--- BEGIN ---
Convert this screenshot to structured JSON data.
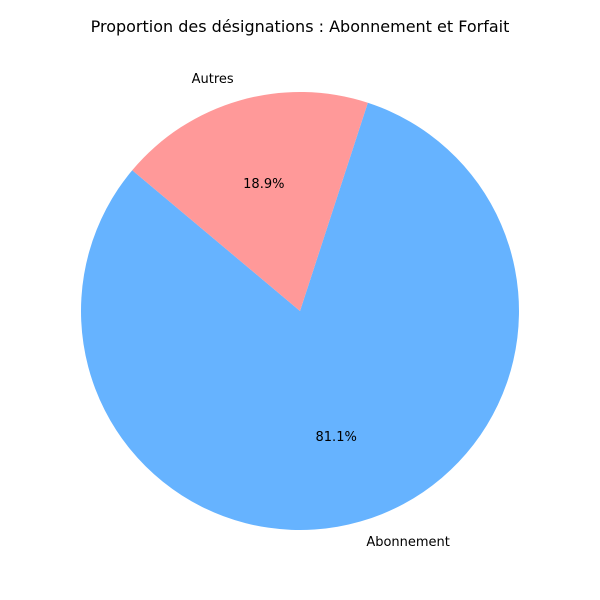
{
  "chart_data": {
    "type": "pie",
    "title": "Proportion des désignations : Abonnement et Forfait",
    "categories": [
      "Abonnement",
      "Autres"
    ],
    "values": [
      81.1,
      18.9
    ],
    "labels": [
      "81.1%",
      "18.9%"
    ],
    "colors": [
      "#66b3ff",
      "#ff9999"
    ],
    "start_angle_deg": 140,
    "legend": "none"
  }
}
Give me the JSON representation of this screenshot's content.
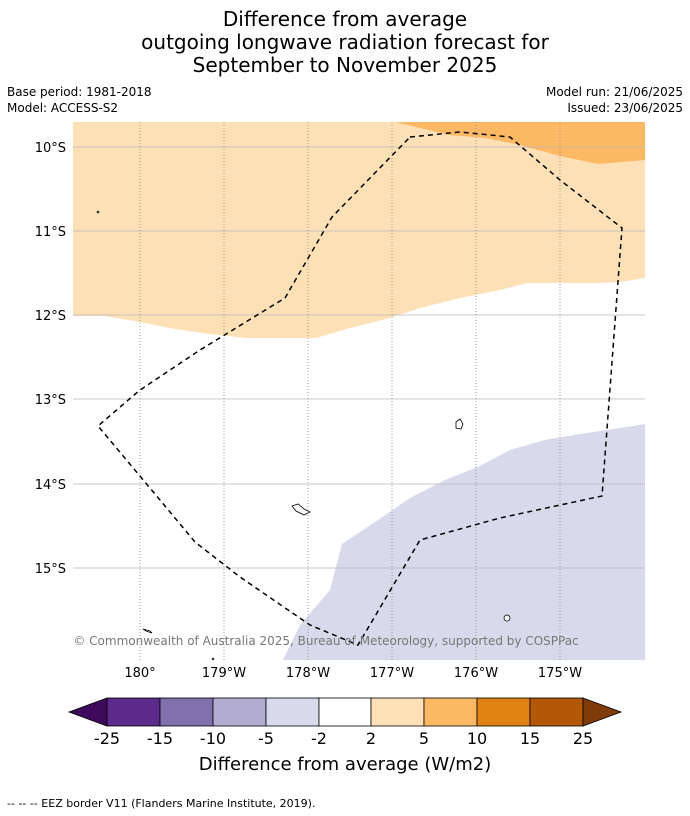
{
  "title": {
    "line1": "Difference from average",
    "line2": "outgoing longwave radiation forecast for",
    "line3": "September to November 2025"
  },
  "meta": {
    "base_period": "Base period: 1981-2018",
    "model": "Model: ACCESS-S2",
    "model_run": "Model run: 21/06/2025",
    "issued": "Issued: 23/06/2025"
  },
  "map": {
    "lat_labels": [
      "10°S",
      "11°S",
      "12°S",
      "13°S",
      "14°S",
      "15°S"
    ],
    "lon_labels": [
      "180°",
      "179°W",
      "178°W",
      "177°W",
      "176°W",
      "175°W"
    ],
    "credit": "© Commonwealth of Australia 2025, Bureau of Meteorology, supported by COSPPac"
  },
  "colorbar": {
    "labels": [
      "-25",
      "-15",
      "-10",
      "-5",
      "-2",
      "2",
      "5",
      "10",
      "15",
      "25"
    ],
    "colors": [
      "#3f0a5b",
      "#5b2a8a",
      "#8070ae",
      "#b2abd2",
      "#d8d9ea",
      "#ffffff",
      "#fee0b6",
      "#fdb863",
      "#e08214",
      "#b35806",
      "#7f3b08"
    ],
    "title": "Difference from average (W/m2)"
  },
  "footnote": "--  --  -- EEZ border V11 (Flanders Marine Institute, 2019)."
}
--- END ---
--- BEGIN ---
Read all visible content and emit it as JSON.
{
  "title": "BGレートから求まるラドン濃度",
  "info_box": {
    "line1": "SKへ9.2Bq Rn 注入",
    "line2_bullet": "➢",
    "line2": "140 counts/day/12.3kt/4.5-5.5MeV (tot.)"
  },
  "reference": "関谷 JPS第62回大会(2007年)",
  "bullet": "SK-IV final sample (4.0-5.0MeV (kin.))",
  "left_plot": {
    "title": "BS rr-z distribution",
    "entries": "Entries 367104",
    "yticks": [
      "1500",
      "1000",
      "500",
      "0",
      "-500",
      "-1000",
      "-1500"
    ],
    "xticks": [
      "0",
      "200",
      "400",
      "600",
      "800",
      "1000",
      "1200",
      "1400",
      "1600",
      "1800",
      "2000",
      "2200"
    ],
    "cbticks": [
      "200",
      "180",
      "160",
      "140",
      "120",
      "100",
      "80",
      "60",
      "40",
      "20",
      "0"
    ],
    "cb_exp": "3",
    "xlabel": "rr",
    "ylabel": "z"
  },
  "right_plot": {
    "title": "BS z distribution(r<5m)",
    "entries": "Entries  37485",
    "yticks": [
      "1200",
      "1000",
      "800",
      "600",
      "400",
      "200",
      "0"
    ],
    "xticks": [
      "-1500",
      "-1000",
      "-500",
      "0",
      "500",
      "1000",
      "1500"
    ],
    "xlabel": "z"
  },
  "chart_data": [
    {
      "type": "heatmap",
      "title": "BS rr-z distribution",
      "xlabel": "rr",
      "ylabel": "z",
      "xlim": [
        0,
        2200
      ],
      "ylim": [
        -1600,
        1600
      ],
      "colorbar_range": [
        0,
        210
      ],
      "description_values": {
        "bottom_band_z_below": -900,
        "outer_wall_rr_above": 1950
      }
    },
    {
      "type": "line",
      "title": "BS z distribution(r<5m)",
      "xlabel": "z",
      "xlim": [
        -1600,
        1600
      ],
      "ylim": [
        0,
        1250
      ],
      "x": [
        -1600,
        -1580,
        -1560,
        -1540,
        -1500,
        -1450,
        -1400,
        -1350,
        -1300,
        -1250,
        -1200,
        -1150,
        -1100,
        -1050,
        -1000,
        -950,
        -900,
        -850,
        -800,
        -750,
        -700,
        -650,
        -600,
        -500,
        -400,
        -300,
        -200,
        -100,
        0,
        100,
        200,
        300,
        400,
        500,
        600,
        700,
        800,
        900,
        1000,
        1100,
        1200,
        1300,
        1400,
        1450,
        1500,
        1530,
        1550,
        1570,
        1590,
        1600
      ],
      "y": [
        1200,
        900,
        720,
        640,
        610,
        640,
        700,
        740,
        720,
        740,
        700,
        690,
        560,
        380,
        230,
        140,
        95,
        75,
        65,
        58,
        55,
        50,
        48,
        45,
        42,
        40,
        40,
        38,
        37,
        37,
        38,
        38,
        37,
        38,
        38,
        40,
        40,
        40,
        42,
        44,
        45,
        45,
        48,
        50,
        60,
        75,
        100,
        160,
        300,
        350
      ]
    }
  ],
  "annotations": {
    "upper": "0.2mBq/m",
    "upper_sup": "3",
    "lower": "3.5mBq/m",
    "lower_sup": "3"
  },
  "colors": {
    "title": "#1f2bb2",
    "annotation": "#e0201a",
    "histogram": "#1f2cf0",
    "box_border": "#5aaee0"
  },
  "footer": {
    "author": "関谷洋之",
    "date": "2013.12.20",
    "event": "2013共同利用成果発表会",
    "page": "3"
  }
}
--- END ---
WHAT IS EXPECTED:
Which lines of the data above contain "content"? Copy each one.

IN RESPONSE:
Give me the JSON representation of this screenshot's content.
Read all visible content and emit it as JSON.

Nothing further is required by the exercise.